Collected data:
::::::
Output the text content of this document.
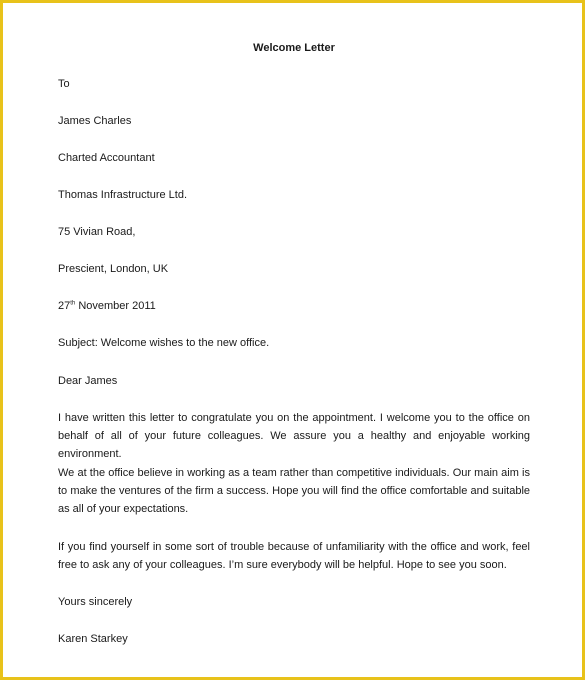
Welcome Letter
To
James Charles
Charted Accountant
Thomas Infrastructure Ltd.
75 Vivian Road,
Prescient, London, UK
27th November 2011
Subject: Welcome wishes to the new office.
Dear James
I have written this letter to congratulate you on the appointment. I welcome you to the office on behalf of all of your future colleagues. We assure you a healthy and enjoyable working environment.
We at the office believe in working as a team rather than competitive individuals. Our main aim is to make the ventures of the firm a success. Hope you will find the office comfortable and suitable as all of your expectations.
If you find yourself in some sort of trouble because of unfamiliarity with the office and work, feel free to ask any of your colleagues. I’m sure everybody will be helpful. Hope to see you soon.
Yours sincerely
Karen Starkey
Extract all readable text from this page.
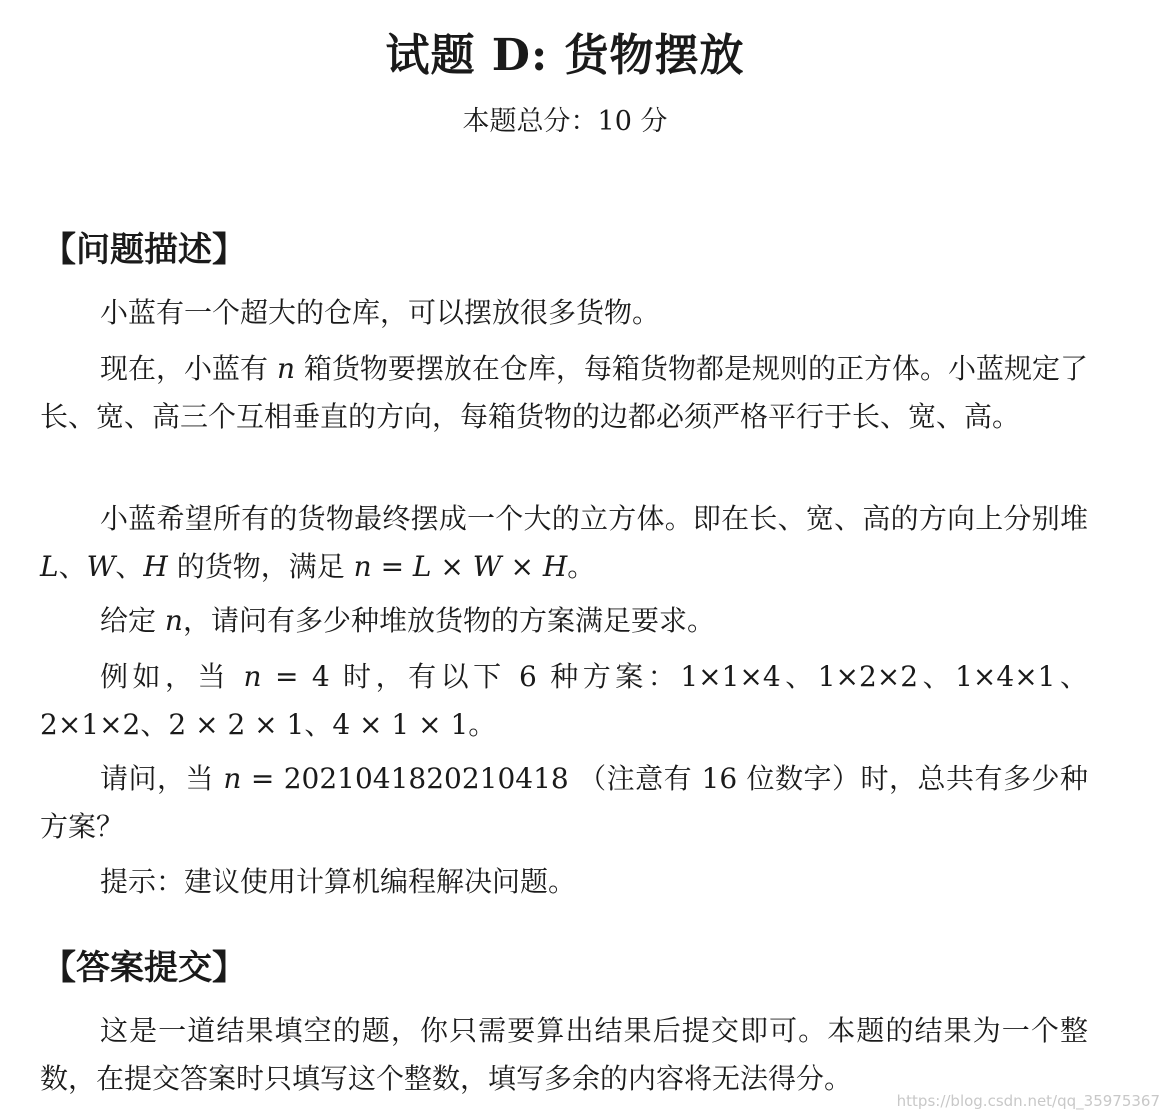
试题 D: 货物摆放
本题总分：10 分
【问题描述】

小蓝有一个超大的仓库，可以摆放很多货物。

现在，小蓝有 n 箱货物要摆放在仓库，每箱货物都是规则的正方体。小蓝规定了长、宽、高三个互相垂直的方向，每箱货物的边都必须严格平行于长、宽、高。

小蓝希望所有的货物最终摆成一个大的立方体。即在长、宽、高的方向上分别堆 L、W、H 的货物，满足 n = L × W × H。

给定 n，请问有多少种堆放货物的方案满足要求。

例如，当 n = 4 时，有以下 6 种方案：1×1×4、1×2×2、1×4×1、2×1×2、2 × 2 × 1、4 × 1 × 1。

请问，当 n = 2021041820210418 （注意有 16 位数字）时，总共有多少种方案？

提示：建议使用计算机编程解决问题。

【答案提交】

这是一道结果填空的题，你只需要算出结果后提交即可。本题的结果为一个整数，在提交答案时只填写这个整数，填写多余的内容将无法得分。

https://blog.csdn.net/qq_35975367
::::::
GIVEN INSTRUCTION: Copy out each line word for word, please, skipping the images.

TASK RESULT:
Output the text content of this document.
Welcome Letter
To
James Charles
Charted Accountant
Thomas Infrastructure Ltd.
75 Vivian Road,
Prescient, London, UK
27th November 2011
Subject: Welcome wishes to the new office.
Dear James
I have written this letter to congratulate you on the appointment. I welcome you to the office on behalf of all of your future colleagues. We assure you a healthy and enjoyable working environment.
We at the office believe in working as a team rather than competitive individuals. Our main aim is to make the ventures of the firm a success. Hope you will find the office comfortable and suitable as all of your expectations.
If you find yourself in some sort of trouble because of unfamiliarity with the office and work, feel free to ask any of your colleagues. I’m sure everybody will be helpful. Hope to see you soon.
Yours sincerely
Karen Starkey
Extract all readable text from this page.
试题 D: 货物摆放
本题总分：10 分
【问题描述】

小蓝有一个超大的仓库，可以摆放很多货物。

现在，小蓝有 n 箱货物要摆放在仓库，每箱货物都是规则的正方体。小蓝规定了长、宽、高三个互相垂直的方向，每箱货物的边都必须严格平行于长、宽、高。

小蓝希望所有的货物最终摆成一个大的立方体。即在长、宽、高的方向上分别堆 L、W、H 的货物，满足 n = L × W × H。

给定 n，请问有多少种堆放货物的方案满足要求。

例如，当 n = 4 时，有以下 6 种方案：1×1×4、1×2×2、1×4×1、2×1×2、2 × 2 × 1、4 × 1 × 1。

请问，当 n = 2021041820210418 （注意有 16 位数字）时，总共有多少种方案？

提示：建议使用计算机编程解决问题。

【答案提交】

这是一道结果填空的题，你只需要算出结果后提交即可。本题的结果为一个整数，在提交答案时只填写这个整数，填写多余的内容将无法得分。

https://blog.csdn.net/qq_35975367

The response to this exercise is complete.